Task objective: State how many lines in the records hold the word "test", giving the number and no other text.

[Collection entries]
....................

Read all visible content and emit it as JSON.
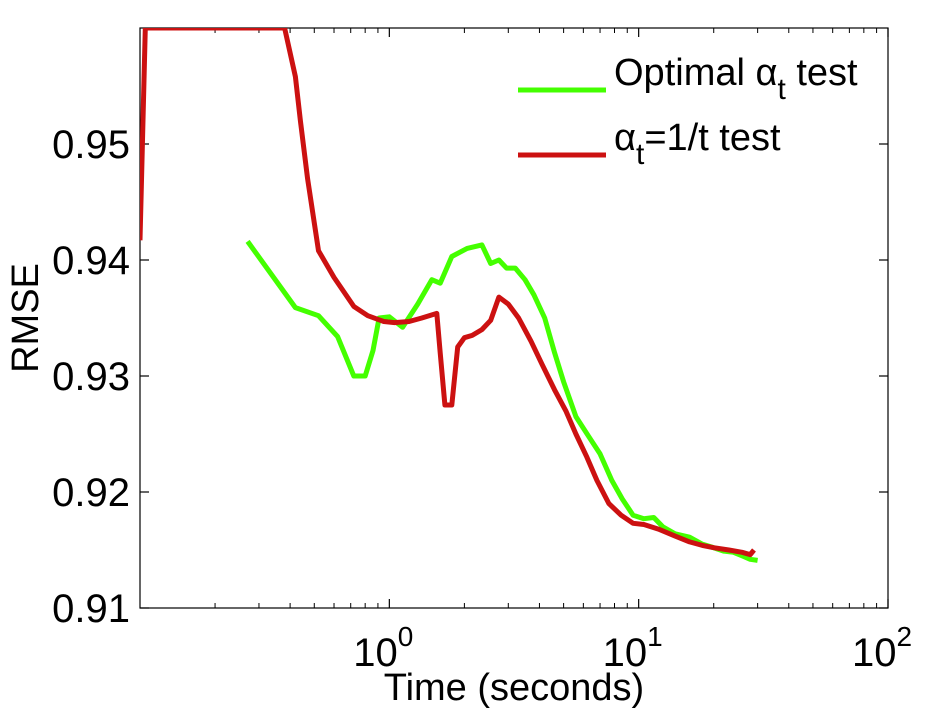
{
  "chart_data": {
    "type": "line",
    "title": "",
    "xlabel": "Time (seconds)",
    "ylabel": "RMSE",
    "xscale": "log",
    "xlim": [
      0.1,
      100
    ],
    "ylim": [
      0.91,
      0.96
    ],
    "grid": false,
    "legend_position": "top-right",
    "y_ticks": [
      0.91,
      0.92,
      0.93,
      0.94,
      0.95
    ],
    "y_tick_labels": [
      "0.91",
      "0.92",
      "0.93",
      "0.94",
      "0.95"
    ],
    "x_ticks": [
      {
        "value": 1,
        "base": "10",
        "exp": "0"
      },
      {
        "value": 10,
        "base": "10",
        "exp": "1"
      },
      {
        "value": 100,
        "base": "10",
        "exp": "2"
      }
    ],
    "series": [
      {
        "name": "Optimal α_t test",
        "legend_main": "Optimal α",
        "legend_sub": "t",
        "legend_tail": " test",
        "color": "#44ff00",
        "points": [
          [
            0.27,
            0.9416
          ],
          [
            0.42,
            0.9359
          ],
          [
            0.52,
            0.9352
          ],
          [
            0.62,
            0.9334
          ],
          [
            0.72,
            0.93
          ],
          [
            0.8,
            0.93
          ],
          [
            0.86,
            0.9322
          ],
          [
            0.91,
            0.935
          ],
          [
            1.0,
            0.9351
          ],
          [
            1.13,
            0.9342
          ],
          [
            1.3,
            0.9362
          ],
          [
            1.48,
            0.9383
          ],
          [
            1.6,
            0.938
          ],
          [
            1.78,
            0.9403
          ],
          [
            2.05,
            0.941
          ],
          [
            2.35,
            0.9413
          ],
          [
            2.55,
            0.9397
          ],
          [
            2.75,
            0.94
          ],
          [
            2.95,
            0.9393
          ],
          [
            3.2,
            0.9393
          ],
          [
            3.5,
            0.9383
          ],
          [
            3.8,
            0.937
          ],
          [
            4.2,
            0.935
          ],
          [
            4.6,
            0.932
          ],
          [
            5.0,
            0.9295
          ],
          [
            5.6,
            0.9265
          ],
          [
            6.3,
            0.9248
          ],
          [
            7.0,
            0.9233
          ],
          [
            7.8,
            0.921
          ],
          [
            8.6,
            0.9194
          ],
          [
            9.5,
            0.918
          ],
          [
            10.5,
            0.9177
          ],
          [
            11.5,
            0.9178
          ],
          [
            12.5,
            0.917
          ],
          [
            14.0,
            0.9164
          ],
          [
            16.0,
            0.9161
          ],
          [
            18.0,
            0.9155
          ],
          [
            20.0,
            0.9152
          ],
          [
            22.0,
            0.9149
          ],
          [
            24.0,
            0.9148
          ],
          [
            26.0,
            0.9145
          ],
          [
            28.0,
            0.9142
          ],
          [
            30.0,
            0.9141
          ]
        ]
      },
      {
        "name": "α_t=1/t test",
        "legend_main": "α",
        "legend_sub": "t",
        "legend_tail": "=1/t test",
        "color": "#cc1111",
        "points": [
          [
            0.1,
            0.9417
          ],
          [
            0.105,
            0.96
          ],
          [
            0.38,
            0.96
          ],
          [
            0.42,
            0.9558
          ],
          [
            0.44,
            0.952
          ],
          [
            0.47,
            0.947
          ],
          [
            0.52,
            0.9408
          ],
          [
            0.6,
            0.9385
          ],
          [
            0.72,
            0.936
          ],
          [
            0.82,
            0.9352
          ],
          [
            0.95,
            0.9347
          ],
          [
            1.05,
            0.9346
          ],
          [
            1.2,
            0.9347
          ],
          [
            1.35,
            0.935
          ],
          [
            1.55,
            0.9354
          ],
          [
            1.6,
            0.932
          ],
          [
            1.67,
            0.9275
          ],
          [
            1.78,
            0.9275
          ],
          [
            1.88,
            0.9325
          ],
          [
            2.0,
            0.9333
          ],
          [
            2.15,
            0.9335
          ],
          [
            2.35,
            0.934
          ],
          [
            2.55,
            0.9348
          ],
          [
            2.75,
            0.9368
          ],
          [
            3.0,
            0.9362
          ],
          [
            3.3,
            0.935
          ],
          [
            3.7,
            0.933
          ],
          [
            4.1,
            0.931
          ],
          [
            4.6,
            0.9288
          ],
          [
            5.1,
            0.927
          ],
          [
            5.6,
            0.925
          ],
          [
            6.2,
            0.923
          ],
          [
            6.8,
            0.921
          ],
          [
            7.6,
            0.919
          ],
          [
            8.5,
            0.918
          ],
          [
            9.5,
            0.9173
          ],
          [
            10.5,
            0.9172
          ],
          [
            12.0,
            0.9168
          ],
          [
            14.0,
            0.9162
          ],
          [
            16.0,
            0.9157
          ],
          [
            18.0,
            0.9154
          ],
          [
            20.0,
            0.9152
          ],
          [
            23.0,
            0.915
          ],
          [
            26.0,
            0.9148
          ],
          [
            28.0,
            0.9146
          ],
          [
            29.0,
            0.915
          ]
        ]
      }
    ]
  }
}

....................

Problem solution: 4